*Input data*:
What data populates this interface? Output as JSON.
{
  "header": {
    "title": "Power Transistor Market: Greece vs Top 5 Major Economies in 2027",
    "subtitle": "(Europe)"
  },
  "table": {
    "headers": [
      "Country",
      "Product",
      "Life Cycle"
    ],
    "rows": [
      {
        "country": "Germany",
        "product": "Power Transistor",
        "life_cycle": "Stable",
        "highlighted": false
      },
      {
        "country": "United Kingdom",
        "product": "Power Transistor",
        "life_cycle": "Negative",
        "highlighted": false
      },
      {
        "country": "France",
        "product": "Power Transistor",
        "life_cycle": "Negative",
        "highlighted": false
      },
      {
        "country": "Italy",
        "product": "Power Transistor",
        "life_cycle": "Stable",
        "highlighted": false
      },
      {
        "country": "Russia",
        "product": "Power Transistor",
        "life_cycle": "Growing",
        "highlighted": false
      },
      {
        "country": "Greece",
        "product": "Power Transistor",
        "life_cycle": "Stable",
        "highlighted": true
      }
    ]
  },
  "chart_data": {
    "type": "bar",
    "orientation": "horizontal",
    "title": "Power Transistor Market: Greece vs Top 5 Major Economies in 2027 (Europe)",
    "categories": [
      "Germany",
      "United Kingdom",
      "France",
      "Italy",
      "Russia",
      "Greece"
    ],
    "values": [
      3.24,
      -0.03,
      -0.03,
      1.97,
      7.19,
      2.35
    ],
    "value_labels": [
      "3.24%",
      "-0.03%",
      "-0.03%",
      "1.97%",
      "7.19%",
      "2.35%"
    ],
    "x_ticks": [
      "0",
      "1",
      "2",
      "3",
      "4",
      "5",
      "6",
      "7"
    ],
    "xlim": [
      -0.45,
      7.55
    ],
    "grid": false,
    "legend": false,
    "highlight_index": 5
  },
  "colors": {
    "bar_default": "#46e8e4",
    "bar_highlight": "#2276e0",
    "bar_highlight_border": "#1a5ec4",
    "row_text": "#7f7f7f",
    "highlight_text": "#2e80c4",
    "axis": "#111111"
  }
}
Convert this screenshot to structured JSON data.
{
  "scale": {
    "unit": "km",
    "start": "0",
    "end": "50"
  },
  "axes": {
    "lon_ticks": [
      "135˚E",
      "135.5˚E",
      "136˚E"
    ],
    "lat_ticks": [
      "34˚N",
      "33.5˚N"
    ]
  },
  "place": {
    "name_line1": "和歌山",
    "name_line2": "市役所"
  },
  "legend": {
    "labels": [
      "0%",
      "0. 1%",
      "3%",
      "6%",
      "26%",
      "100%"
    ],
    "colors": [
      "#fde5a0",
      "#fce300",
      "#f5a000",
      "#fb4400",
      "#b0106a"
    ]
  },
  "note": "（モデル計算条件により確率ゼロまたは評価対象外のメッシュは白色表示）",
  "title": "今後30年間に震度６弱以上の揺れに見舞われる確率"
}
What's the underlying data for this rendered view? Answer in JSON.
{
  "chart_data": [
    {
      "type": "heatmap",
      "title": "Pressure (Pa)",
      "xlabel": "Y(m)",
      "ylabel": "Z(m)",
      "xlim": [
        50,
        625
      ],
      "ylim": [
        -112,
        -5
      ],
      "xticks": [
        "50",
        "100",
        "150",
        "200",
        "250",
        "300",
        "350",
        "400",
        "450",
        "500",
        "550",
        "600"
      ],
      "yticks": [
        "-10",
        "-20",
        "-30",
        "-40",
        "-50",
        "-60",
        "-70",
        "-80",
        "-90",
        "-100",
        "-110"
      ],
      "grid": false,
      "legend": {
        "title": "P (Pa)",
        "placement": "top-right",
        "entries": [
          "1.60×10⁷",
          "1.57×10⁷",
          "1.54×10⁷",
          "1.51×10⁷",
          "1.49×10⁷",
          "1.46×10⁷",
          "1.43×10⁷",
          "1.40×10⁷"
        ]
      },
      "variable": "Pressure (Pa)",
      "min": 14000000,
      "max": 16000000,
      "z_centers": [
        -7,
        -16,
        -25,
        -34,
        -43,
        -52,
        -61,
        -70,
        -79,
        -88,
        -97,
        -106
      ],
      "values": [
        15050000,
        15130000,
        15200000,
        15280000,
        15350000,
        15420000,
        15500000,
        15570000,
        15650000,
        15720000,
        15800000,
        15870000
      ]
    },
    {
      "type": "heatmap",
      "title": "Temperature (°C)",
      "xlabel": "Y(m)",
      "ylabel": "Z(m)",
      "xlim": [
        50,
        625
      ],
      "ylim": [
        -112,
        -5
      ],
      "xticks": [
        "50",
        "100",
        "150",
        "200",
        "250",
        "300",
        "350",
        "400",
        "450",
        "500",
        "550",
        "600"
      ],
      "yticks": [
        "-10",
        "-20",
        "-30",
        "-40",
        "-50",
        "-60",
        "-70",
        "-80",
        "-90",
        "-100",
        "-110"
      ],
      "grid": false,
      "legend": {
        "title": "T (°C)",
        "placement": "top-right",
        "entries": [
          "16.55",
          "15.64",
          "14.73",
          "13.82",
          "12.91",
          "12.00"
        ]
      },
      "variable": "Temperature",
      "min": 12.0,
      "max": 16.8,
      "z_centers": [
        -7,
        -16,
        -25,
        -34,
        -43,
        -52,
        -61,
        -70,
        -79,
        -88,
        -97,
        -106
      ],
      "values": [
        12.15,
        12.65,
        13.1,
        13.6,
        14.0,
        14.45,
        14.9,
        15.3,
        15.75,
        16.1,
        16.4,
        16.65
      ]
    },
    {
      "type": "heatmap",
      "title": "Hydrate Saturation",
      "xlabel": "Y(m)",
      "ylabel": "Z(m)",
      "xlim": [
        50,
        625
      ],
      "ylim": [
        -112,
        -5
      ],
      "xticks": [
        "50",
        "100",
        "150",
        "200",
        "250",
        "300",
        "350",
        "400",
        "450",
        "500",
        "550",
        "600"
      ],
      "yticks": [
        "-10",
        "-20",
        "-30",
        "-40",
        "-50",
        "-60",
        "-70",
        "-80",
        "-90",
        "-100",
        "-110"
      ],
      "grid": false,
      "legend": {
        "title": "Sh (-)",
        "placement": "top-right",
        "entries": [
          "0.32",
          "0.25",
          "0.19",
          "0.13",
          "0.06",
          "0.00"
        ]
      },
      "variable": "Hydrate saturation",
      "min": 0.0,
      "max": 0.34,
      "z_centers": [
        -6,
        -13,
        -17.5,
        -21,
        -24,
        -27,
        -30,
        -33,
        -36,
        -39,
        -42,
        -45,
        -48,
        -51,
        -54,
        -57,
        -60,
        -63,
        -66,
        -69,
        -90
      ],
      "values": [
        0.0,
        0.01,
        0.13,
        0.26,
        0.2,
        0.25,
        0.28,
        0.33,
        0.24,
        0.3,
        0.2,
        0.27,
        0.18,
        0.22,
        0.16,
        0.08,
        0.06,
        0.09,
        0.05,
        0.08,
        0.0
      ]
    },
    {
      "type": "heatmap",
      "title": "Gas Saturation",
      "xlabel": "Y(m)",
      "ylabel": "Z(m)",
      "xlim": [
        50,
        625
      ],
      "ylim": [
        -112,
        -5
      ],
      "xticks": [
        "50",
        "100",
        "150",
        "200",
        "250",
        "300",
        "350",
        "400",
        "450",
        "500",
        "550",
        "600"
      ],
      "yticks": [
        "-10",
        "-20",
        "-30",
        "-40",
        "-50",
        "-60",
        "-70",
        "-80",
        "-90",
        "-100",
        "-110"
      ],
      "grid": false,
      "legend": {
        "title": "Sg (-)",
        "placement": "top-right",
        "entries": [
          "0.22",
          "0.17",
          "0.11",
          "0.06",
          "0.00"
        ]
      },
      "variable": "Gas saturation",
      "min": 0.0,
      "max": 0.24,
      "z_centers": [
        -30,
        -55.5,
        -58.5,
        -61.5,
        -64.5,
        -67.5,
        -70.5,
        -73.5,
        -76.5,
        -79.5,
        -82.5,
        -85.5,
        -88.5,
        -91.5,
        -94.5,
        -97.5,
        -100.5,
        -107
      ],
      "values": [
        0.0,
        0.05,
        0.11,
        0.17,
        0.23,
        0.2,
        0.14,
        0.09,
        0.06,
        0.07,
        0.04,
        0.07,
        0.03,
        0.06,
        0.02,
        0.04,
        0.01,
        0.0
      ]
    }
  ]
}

*Objective*:
Wherever a line in the data above holds "What", copy that line.

*Result*:
What data populates this interface? Output as JSON.
What's the underlying data for this rendered view? Answer in JSON.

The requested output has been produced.